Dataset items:

____

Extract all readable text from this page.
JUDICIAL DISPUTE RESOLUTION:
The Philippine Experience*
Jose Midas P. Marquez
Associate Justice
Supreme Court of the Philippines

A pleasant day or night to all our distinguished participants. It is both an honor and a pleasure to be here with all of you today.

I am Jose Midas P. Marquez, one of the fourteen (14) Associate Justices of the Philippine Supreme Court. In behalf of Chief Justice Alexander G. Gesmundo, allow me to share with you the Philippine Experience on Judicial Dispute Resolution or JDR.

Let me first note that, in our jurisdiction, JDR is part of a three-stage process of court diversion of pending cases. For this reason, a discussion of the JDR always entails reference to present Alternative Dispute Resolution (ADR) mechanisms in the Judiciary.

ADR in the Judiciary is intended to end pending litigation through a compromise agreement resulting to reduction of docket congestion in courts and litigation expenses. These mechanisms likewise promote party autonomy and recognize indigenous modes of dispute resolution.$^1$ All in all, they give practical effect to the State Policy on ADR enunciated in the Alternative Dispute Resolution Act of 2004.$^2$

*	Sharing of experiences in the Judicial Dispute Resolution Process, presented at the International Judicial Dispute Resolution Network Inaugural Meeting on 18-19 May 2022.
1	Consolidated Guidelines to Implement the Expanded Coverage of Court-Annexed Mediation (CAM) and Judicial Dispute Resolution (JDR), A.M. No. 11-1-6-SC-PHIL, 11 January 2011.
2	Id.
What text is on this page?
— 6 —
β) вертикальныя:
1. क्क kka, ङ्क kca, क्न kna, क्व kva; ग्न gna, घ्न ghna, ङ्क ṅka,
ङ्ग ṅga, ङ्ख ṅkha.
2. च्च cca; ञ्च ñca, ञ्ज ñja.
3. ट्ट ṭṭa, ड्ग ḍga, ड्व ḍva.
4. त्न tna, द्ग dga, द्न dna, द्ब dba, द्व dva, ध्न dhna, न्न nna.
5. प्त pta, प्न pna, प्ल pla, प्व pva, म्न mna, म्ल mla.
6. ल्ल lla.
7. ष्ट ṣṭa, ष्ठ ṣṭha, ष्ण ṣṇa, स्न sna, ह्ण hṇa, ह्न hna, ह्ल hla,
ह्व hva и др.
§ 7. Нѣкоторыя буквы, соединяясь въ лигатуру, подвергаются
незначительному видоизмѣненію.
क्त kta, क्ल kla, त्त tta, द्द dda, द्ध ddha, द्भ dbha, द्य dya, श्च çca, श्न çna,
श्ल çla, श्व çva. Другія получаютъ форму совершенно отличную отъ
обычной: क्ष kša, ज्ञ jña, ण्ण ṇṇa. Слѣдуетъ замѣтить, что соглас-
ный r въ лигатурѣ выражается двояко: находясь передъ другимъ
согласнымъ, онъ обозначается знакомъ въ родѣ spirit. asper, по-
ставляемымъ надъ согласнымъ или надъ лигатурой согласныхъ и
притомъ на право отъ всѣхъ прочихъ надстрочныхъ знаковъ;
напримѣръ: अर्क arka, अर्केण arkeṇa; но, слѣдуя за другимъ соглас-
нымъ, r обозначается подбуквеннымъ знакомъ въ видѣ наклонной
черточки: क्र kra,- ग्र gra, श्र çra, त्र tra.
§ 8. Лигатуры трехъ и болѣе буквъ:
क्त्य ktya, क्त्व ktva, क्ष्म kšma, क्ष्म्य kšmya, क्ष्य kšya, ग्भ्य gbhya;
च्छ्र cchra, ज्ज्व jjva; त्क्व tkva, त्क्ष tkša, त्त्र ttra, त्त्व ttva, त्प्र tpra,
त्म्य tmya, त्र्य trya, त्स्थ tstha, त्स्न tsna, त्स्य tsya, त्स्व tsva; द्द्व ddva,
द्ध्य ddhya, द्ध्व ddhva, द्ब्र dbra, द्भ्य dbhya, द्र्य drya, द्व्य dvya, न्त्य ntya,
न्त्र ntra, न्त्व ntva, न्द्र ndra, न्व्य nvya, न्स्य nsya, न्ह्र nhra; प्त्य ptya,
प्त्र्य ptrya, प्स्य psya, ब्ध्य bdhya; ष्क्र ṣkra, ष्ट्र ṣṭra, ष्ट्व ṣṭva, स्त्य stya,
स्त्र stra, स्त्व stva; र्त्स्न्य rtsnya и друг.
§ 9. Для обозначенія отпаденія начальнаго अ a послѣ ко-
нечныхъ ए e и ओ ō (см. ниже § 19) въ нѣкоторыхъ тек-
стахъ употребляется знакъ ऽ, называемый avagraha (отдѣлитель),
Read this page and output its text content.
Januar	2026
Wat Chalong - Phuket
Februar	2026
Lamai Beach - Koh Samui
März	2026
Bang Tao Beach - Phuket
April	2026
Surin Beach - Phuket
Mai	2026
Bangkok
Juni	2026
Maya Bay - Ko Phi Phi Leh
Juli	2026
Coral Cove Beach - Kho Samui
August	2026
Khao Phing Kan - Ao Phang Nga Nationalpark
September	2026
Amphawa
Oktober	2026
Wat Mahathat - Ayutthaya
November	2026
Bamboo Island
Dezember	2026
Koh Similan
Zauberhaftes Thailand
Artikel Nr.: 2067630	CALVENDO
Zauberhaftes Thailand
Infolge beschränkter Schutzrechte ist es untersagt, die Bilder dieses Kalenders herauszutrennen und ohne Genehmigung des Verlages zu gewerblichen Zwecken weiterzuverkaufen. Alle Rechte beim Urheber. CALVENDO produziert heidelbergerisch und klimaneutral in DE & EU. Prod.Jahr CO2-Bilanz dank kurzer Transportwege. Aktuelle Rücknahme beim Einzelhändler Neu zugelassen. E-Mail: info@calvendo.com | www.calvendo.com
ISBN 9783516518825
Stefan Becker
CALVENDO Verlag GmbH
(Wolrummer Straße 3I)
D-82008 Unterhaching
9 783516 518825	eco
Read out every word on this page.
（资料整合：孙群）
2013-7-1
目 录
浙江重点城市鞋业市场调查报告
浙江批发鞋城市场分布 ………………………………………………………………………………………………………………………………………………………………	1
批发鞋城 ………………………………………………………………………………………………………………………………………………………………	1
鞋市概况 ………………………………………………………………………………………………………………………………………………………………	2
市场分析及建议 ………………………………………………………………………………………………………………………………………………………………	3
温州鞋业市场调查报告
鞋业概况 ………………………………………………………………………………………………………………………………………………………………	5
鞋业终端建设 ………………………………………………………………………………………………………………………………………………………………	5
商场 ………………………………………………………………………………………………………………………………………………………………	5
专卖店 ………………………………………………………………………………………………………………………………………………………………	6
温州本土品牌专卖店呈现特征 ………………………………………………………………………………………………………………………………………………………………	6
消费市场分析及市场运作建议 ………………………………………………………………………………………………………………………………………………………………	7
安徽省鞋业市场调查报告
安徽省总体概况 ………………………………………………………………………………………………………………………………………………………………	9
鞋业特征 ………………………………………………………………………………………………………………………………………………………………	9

____

Task directions: Return every line of the material exactly.

Worked answer:
Extract all readable text from this page.
JUDICIAL DISPUTE RESOLUTION:
The Philippine Experience*
Jose Midas P. Marquez
Associate Justice
Supreme Court of the Philippines

A pleasant day or night to all our distinguished participants. It is both an honor and a pleasure to be here with all of you today.

I am Jose Midas P. Marquez, one of the fourteen (14) Associate Justices of the Philippine Supreme Court. In behalf of Chief Justice Alexander G. Gesmundo, allow me to share with you the Philippine Experience on Judicial Dispute Resolution or JDR.

Let me first note that, in our jurisdiction, JDR is part of a three-stage process of court diversion of pending cases. For this reason, a discussion of the JDR always entails reference to present Alternative Dispute Resolution (ADR) mechanisms in the Judiciary.

ADR in the Judiciary is intended to end pending litigation through a compromise agreement resulting to reduction of docket congestion in courts and litigation expenses. These mechanisms likewise promote party autonomy and recognize indigenous modes of dispute resolution.$^1$ All in all, they give practical effect to the State Policy on ADR enunciated in the Alternative Dispute Resolution Act of 2004.$^2$

*	Sharing of experiences in the Judicial Dispute Resolution Process, presented at the International Judicial Dispute Resolution Network Inaugural Meeting on 18-19 May 2022.
1	Consolidated Guidelines to Implement the Expanded Coverage of Court-Annexed Mediation (CAM) and Judicial Dispute Resolution (JDR), A.M. No. 11-1-6-SC-PHIL, 11 January 2011.
2	Id.
What text is on this page?
— 6 —
β) вертикальныя:
1. क्क kka, ङ्क kca, क्न kna, क्व kva; ग्न gna, घ्न ghna, ङ्क ṅka,
ङ्ग ṅga, ङ्ख ṅkha.
2. च्च cca; ञ्च ñca, ञ्ज ñja.
3. ट्ट ṭṭa, ड्ग ḍga, ड्व ḍva.
4. त्न tna, द्ग dga, द्न dna, द्ब dba, द्व dva, ध्न dhna, न्न nna.
5. प्त pta, प्न pna, प्ल pla, प्व pva, म्न mna, म्ल mla.
6. ल्ल lla.
7. ष्ट ṣṭa, ष्ठ ṣṭha, ष्ण ṣṇa, स्न sna, ह्ण hṇa, ह्न hna, ह्ल hla,
ह्व hva и др.
§ 7. Нѣкоторыя буквы, соединяясь въ лигатуру, подвергаются
незначительному видоизмѣненію.
क्त kta, क्ल kla, त्त tta, द्द dda, द्ध ddha, द्भ dbha, द्य dya, श्च çca, श्न çna,
श्ल çla, श्व çva. Другія получаютъ форму совершенно отличную отъ
обычной: क्ष kša, ज्ञ jña, ण्ण ṇṇa. Слѣдуетъ замѣтить, что соглас-
ный r въ лигатурѣ выражается двояко: находясь передъ другимъ
согласнымъ, онъ обозначается знакомъ въ родѣ spirit. asper, по-
ставляемымъ надъ согласнымъ или надъ лигатурой согласныхъ и
притомъ на право отъ всѣхъ прочихъ надстрочныхъ знаковъ;
напримѣръ: अर्क arka, अर्केण arkeṇa; но, слѣдуя за другимъ соглас-
нымъ, r обозначается подбуквеннымъ знакомъ въ видѣ наклонной
черточки: क्र kra,- ग्र gra, श्र çra, त्र tra.
§ 8. Лигатуры трехъ и болѣе буквъ:
क्त्य ktya, क्त्व ktva, क्ष्म kšma, क्ष्म्य kšmya, क्ष्य kšya, ग्भ्य gbhya;
च्छ्र cchra, ज्ज्व jjva; त्क्व tkva, त्क्ष tkša, त्त्र ttra, त्त्व ttva, त्प्र tpra,
त्म्य tmya, त्र्य trya, त्स्थ tstha, त्स्न tsna, त्स्य tsya, त्स्व tsva; द्द्व ddva,
द्ध्य ddhya, द्ध्व ddhva, द्ब्र dbra, द्भ्य dbhya, द्र्य drya, द्व्य dvya, न्त्य ntya,
न्त्र ntra, न्त्व ntva, न्द्र ndra, न्व्य nvya, न्स्य nsya, न्ह्र nhra; प्त्य ptya,
प्त्र्य ptrya, प्स्य psya, ब्ध्य bdhya; ष्क्र ṣkra, ष्ट्र ṣṭra, ष्ट्व ṣṭva, स्त्य stya,
स्त्र stra, स्त्व stva; र्त्स्न्य rtsnya и друг.
§ 9. Для обозначенія отпаденія начальнаго अ a послѣ ко-
нечныхъ ए e и ओ ō (см. ниже § 19) въ нѣкоторыхъ тек-
стахъ употребляется знакъ ऽ, называемый avagraha (отдѣлитель),
Read this page and output its text content.
Januar	2026
Wat Chalong - Phuket
Februar	2026
Lamai Beach - Koh Samui
März	2026
Bang Tao Beach - Phuket
April	2026
Surin Beach - Phuket
Mai	2026
Bangkok
Juni	2026
Maya Bay - Ko Phi Phi Leh
Juli	2026
Coral Cove Beach - Kho Samui
August	2026
Khao Phing Kan - Ao Phang Nga Nationalpark
September	2026
Amphawa
Oktober	2026
Wat Mahathat - Ayutthaya
November	2026
Bamboo Island
Dezember	2026
Koh Similan
Zauberhaftes Thailand
Artikel Nr.: 2067630	CALVENDO
Zauberhaftes Thailand
Infolge beschränkter Schutzrechte ist es untersagt, die Bilder dieses Kalenders herauszutrennen und ohne Genehmigung des Verlages zu gewerblichen Zwecken weiterzuverkaufen. Alle Rechte beim Urheber. CALVENDO produziert heidelbergerisch und klimaneutral in DE & EU. Prod.Jahr CO2-Bilanz dank kurzer Transportwege. Aktuelle Rücknahme beim Einzelhändler Neu zugelassen. E-Mail: info@calvendo.com | www.calvendo.com
ISBN 9783516518825
Stefan Becker
CALVENDO Verlag GmbH
(Wolrummer Straße 3I)
D-82008 Unterhaching
9 783516 518825	eco
Read out every word on this page.
（资料整合：孙群）
2013-7-1
目 录
浙江重点城市鞋业市场调查报告
浙江批发鞋城市场分布 ………………………………………………………………………………………………………………………………………………………………	1
批发鞋城 ………………………………………………………………………………………………………………………………………………………………	1
鞋市概况 ………………………………………………………………………………………………………………………………………………………………	2
市场分析及建议 ………………………………………………………………………………………………………………………………………………………………	3
温州鞋业市场调查报告
鞋业概况 ………………………………………………………………………………………………………………………………………………………………	5
鞋业终端建设 ………………………………………………………………………………………………………………………………………………………………	5
商场 ………………………………………………………………………………………………………………………………………………………………	5
专卖店 ………………………………………………………………………………………………………………………………………………………………	6
温州本土品牌专卖店呈现特征 ………………………………………………………………………………………………………………………………………………………………	6
消费市场分析及市场运作建议 ………………………………………………………………………………………………………………………………………………………………	7
安徽省鞋业市场调查报告
安徽省总体概况 ………………………………………………………………………………………………………………………………………………………………	9
鞋业特征 ………………………………………………………………………………………………………………………………………………………………	9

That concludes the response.